● What you will do: Using the data beneath, show every line that includes the word "this".

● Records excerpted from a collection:
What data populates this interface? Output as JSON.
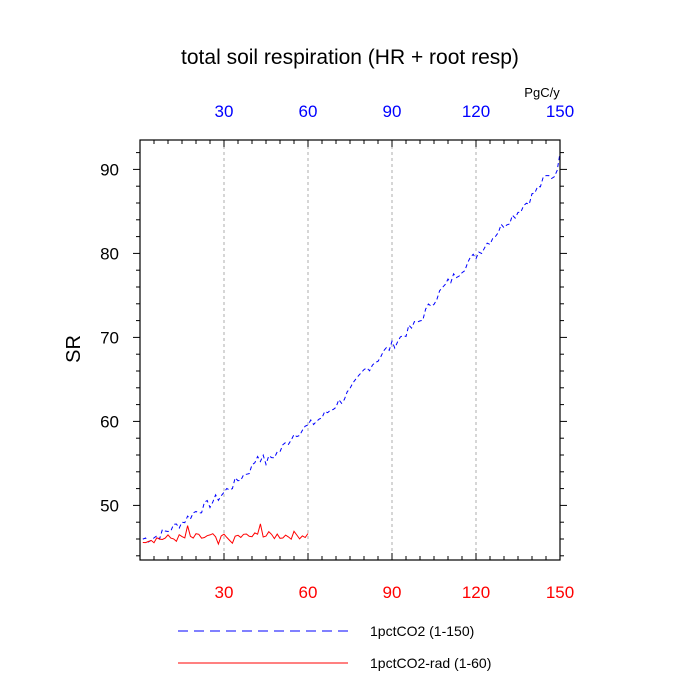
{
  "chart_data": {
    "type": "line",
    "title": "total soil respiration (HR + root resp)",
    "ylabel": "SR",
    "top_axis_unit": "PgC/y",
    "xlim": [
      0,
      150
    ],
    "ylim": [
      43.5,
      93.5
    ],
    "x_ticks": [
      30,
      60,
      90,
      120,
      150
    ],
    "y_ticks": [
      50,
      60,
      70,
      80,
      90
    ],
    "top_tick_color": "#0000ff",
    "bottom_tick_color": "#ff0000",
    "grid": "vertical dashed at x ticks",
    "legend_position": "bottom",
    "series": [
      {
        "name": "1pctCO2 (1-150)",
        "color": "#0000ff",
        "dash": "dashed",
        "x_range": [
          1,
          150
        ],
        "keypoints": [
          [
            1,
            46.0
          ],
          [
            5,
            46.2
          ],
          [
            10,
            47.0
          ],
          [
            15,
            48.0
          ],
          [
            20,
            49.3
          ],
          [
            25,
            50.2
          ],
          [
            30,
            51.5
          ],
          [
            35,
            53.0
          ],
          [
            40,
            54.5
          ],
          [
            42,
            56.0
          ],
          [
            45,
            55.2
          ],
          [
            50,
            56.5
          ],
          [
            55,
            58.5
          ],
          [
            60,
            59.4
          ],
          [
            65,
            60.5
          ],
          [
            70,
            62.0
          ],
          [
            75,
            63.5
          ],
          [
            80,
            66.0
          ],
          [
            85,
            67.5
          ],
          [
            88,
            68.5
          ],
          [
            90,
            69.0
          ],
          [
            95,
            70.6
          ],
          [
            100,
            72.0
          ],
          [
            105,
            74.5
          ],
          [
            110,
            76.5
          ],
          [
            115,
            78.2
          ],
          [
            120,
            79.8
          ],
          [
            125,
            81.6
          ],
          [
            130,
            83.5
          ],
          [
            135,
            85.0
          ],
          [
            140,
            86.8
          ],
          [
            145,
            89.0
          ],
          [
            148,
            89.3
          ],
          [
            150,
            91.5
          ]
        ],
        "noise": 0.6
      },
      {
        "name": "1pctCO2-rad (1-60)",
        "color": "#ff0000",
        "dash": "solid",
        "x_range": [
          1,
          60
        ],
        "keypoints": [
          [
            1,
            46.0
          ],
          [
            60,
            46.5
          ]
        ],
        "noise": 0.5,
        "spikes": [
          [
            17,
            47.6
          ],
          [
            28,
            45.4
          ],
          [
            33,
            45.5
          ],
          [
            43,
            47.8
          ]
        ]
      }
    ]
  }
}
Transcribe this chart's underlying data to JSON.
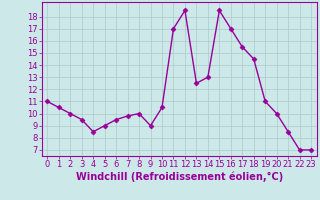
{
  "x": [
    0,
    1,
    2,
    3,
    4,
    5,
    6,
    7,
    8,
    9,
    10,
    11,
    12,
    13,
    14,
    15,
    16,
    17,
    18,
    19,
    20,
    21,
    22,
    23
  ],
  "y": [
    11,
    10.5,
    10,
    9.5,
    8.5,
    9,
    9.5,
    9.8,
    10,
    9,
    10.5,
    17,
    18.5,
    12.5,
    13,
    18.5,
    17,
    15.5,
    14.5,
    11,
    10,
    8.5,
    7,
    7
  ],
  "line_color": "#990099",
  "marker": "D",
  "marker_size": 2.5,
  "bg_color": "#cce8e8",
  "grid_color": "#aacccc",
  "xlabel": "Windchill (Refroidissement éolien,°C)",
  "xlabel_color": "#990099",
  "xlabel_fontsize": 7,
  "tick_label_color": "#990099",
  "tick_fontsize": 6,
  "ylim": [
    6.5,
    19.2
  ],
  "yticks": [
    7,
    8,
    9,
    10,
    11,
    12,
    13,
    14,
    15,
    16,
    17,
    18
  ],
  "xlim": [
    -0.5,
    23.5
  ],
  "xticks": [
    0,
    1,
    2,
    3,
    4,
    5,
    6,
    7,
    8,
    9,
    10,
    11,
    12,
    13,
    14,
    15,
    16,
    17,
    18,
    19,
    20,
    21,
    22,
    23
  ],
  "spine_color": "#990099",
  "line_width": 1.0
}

● Result:
What data populates this interface? Output as JSON.
Transcribe this chart's underlying data to JSON.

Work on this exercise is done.